--- Begin RECORDS ---

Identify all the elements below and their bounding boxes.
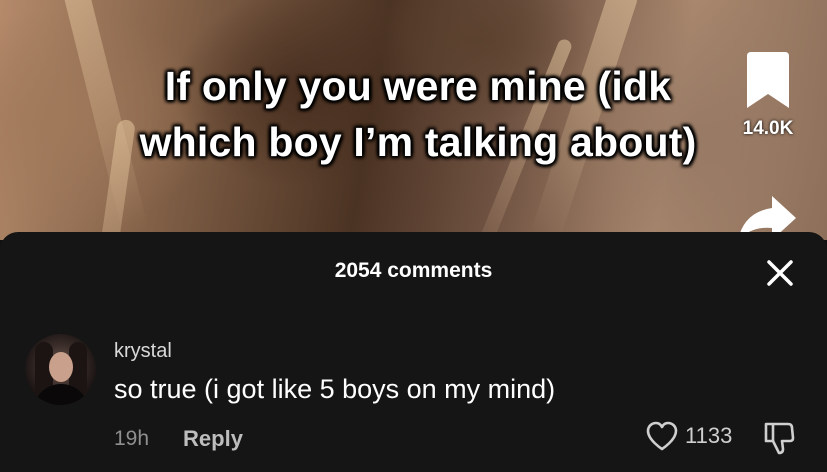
close-icon bbox=[767, 260, 793, 286]
avatar[interactable] bbox=[25, 334, 96, 405]
comment-time: 19h bbox=[114, 427, 150, 450]
heart-icon bbox=[646, 421, 678, 451]
avatar-detail bbox=[49, 352, 73, 382]
comments-count-title: 2054 comments bbox=[334, 259, 493, 282]
video-player[interactable]: If only you were mine (idk which boy I’m… bbox=[0, 0, 827, 240]
close-button[interactable] bbox=[763, 256, 797, 290]
bookmark-count: 14.0K bbox=[742, 118, 794, 139]
caption-line-1: If only you were mine (idk bbox=[164, 63, 672, 109]
comment-item: krystal so true (i got like 5 boys on my… bbox=[0, 328, 827, 468]
video-caption: If only you were mine (idk which boy I’m… bbox=[38, 58, 798, 170]
bookmark-icon bbox=[747, 52, 789, 108]
like-button[interactable]: 1133 bbox=[645, 420, 732, 452]
comment-text: so true (i got like 5 boys on my mind) bbox=[114, 374, 556, 404]
comments-sheet: 2054 comments krystal so true (i got lik… bbox=[0, 232, 827, 472]
dislike-button[interactable] bbox=[762, 420, 798, 456]
bookmark-button[interactable] bbox=[743, 52, 793, 112]
reply-button[interactable]: Reply bbox=[183, 426, 243, 452]
comment-username[interactable]: krystal bbox=[114, 340, 172, 363]
app-screen: If only you were mine (idk which boy I’m… bbox=[0, 0, 827, 472]
caption-line-2: which boy I’m talking about) bbox=[139, 119, 697, 165]
comment-meta: 19h Reply bbox=[114, 426, 243, 452]
dislike-icon bbox=[764, 422, 795, 455]
like-count: 1133 bbox=[685, 423, 733, 448]
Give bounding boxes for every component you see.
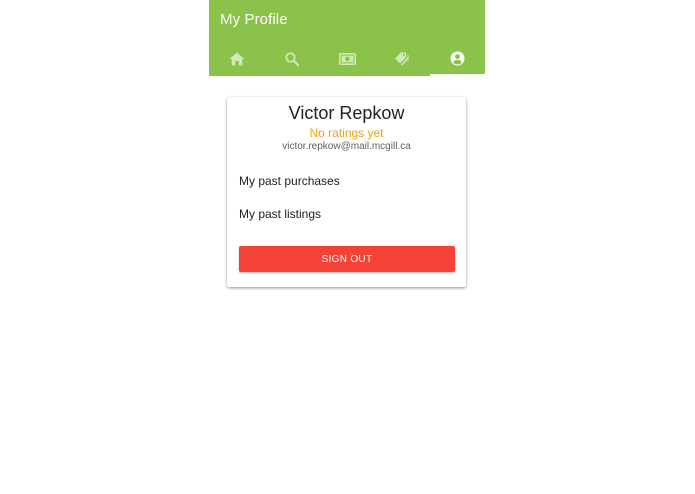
sign-out-button[interactable]: SIGN OUT [239,246,455,272]
tags-icon [395,52,409,66]
tab-search[interactable] [264,41,319,76]
tab-offers[interactable] [375,41,430,76]
search-icon [285,51,299,66]
account-circle-icon [450,51,465,66]
past-purchases-link[interactable]: My past purchases [239,174,340,188]
home-icon [229,52,245,65]
page-title: My Profile [220,11,288,28]
profile-email: victor.repkow@mail.mcgill.ca [282,141,411,152]
tab-profile[interactable] [429,41,486,76]
past-listings-link[interactable]: My past listings [239,207,321,221]
tab-sell[interactable] [319,41,374,76]
rating-status: No ratings yet [309,126,384,140]
profile-name: Victor Repkow [288,103,405,123]
app-bar: My Profile [209,0,486,76]
tab-home[interactable] [209,41,264,76]
tab-bar [209,41,486,76]
profile-card: Victor Repkow No ratings yet victor.repk… [227,97,466,287]
app-screen: My Profile Victor Repkow No ratings yet … [209,0,486,494]
money-icon [338,52,356,65]
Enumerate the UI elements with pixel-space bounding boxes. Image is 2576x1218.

--- End RECORDS ---

STATED TASK:
Tally the lines in the listing above that contain the string "search", matching case exactly, and give only the number.

FULL OUTPUT:
2